• [WHAT YOU NEED TO DO]: Skip the pictures. Copy all the rest of the records down exactly.

• [INPUT FOR THIS TASK]:

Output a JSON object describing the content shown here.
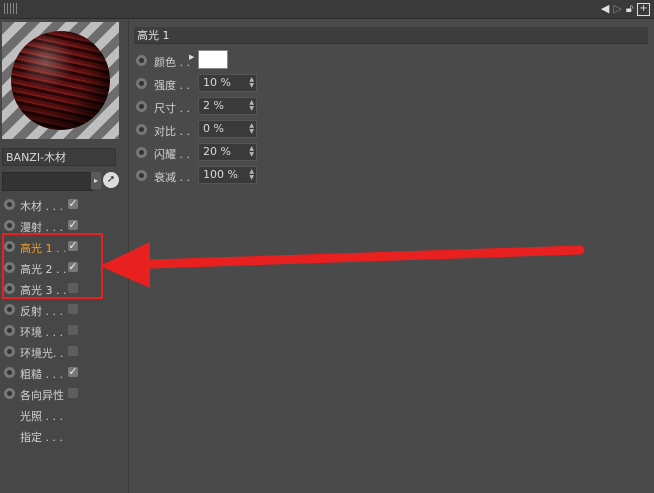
{
  "material_name": "BANZI-木材",
  "channels": [
    {
      "label": "木材 . . .",
      "checked": true
    },
    {
      "label": "漫射 . . .",
      "checked": true
    },
    {
      "label": "高光 1 . .",
      "checked": true,
      "active": true
    },
    {
      "label": "高光 2 . .",
      "checked": true
    },
    {
      "label": "高光 3 . .",
      "checked": false
    },
    {
      "label": "反射 . . .",
      "checked": false
    },
    {
      "label": "环境 . . .",
      "checked": false
    },
    {
      "label": "环境光. .",
      "checked": false
    },
    {
      "label": "粗糙 . . .",
      "checked": true
    },
    {
      "label": "各向异性",
      "checked": false
    },
    {
      "label": "光照 . . .",
      "noradio": true
    },
    {
      "label": "指定 . . .",
      "noradio": true
    }
  ],
  "panel_title": "高光 1",
  "props": [
    {
      "label": "颜色 . .",
      "color": "#ffffff"
    },
    {
      "label": "强度 . .",
      "value": "10 %"
    },
    {
      "label": "尺寸 . .",
      "value": "2 %"
    },
    {
      "label": "对比 . .",
      "value": "0 %"
    },
    {
      "label": "闪耀 . .",
      "value": "20 %"
    },
    {
      "label": "衰减 . .",
      "value": "100 %"
    }
  ],
  "colors": {
    "active_label": "#f0a020",
    "annotation": "#e82020"
  }
}
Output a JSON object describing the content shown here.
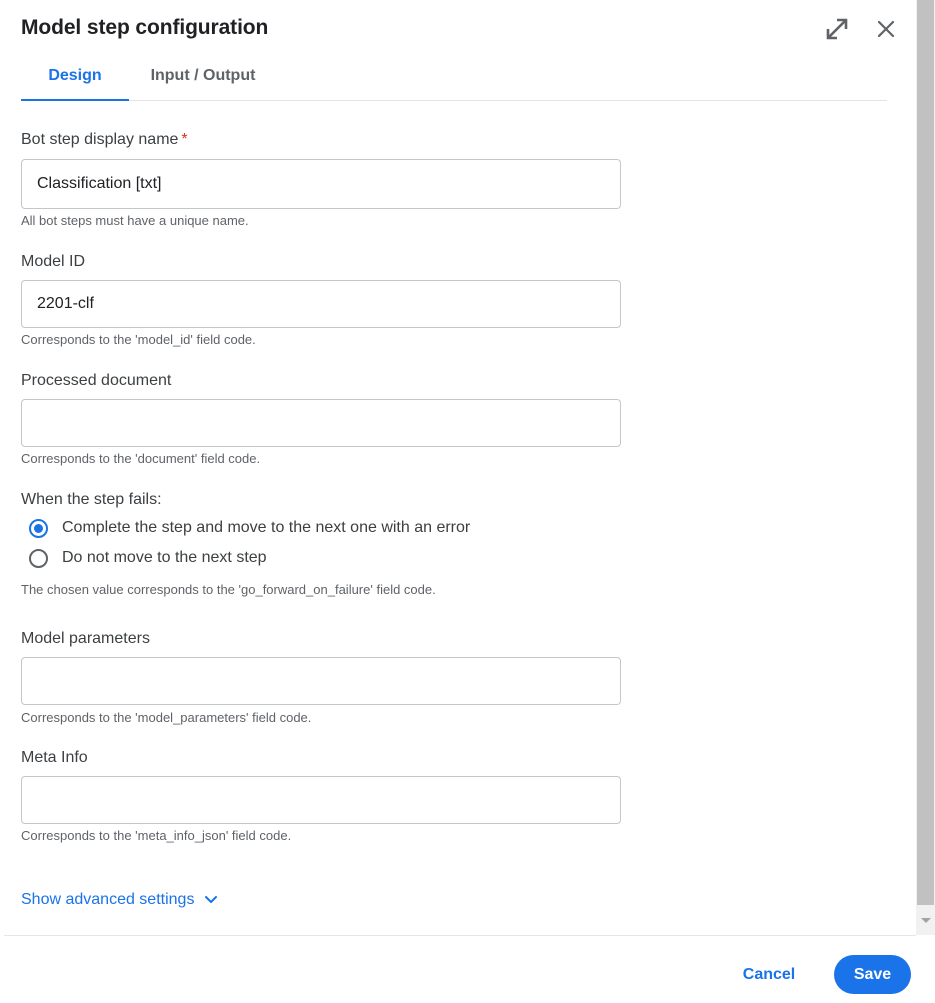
{
  "dialog": {
    "title": "Model step configuration",
    "icons": {
      "expand": "expand-diagonal-icon",
      "close": "close-icon"
    }
  },
  "tabs": [
    {
      "label": "Design",
      "active": true
    },
    {
      "label": "Input / Output",
      "active": false
    }
  ],
  "form": {
    "display_name": {
      "label": "Bot step display name",
      "required_mark": "*",
      "value": "Classification [txt]",
      "hint": "All bot steps must have a unique name."
    },
    "model_id": {
      "label": "Model ID",
      "value": "2201-clf",
      "hint": "Corresponds to the 'model_id' field code."
    },
    "processed_document": {
      "label": "Processed document",
      "value": "",
      "hint": "Corresponds to the 'document' field code."
    },
    "failure": {
      "label": "When the step fails:",
      "options": [
        {
          "label": "Complete the step and move to the next one with an error",
          "checked": true
        },
        {
          "label": "Do not move to the next step",
          "checked": false
        }
      ],
      "hint": "The chosen value corresponds to the 'go_forward_on_failure' field code."
    },
    "model_parameters": {
      "label": "Model parameters",
      "value": "",
      "hint": "Corresponds to the 'model_parameters' field code."
    },
    "meta_info": {
      "label": "Meta Info",
      "value": "",
      "hint": "Corresponds to the 'meta_info_json' field code."
    }
  },
  "advanced": {
    "label": "Show advanced settings",
    "icon": "chevron-down-icon"
  },
  "footer": {
    "cancel_label": "Cancel",
    "save_label": "Save"
  },
  "colors": {
    "accent": "#1a73e8",
    "required": "#d93025",
    "text": "#202124",
    "muted": "#5f6368"
  }
}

• [SOLUTION TO THIS EXERCISE]:
Output a JSON object describing the content shown here.
{
  "material_name": "BANZI-木材",
  "channels": [
    {
      "label": "木材 . . .",
      "checked": true
    },
    {
      "label": "漫射 . . .",
      "checked": true
    },
    {
      "label": "高光 1 . .",
      "checked": true,
      "active": true
    },
    {
      "label": "高光 2 . .",
      "checked": true
    },
    {
      "label": "高光 3 . .",
      "checked": false
    },
    {
      "label": "反射 . . .",
      "checked": false
    },
    {
      "label": "环境 . . .",
      "checked": false
    },
    {
      "label": "环境光. .",
      "checked": false
    },
    {
      "label": "粗糙 . . .",
      "checked": true
    },
    {
      "label": "各向异性",
      "checked": false
    },
    {
      "label": "光照 . . .",
      "noradio": true
    },
    {
      "label": "指定 . . .",
      "noradio": true
    }
  ],
  "panel_title": "高光 1",
  "props": [
    {
      "label": "颜色 . .",
      "color": "#ffffff"
    },
    {
      "label": "强度 . .",
      "value": "10 %"
    },
    {
      "label": "尺寸 . .",
      "value": "2 %"
    },
    {
      "label": "对比 . .",
      "value": "0 %"
    },
    {
      "label": "闪耀 . .",
      "value": "20 %"
    },
    {
      "label": "衰减 . .",
      "value": "100 %"
    }
  ],
  "colors": {
    "active_label": "#f0a020",
    "annotation": "#e82020"
  }
}
Output a JSON object describing the content shown here.
{
  "dialog": {
    "title": "Model step configuration",
    "icons": {
      "expand": "expand-diagonal-icon",
      "close": "close-icon"
    }
  },
  "tabs": [
    {
      "label": "Design",
      "active": true
    },
    {
      "label": "Input / Output",
      "active": false
    }
  ],
  "form": {
    "display_name": {
      "label": "Bot step display name",
      "required_mark": "*",
      "value": "Classification [txt]",
      "hint": "All bot steps must have a unique name."
    },
    "model_id": {
      "label": "Model ID",
      "value": "2201-clf",
      "hint": "Corresponds to the 'model_id' field code."
    },
    "processed_document": {
      "label": "Processed document",
      "value": "",
      "hint": "Corresponds to the 'document' field code."
    },
    "failure": {
      "label": "When the step fails:",
      "options": [
        {
          "label": "Complete the step and move to the next one with an error",
          "checked": true
        },
        {
          "label": "Do not move to the next step",
          "checked": false
        }
      ],
      "hint": "The chosen value corresponds to the 'go_forward_on_failure' field code."
    },
    "model_parameters": {
      "label": "Model parameters",
      "value": "",
      "hint": "Corresponds to the 'model_parameters' field code."
    },
    "meta_info": {
      "label": "Meta Info",
      "value": "",
      "hint": "Corresponds to the 'meta_info_json' field code."
    }
  },
  "advanced": {
    "label": "Show advanced settings",
    "icon": "chevron-down-icon"
  },
  "footer": {
    "cancel_label": "Cancel",
    "save_label": "Save"
  },
  "colors": {
    "accent": "#1a73e8",
    "required": "#d93025",
    "text": "#202124",
    "muted": "#5f6368"
  }
}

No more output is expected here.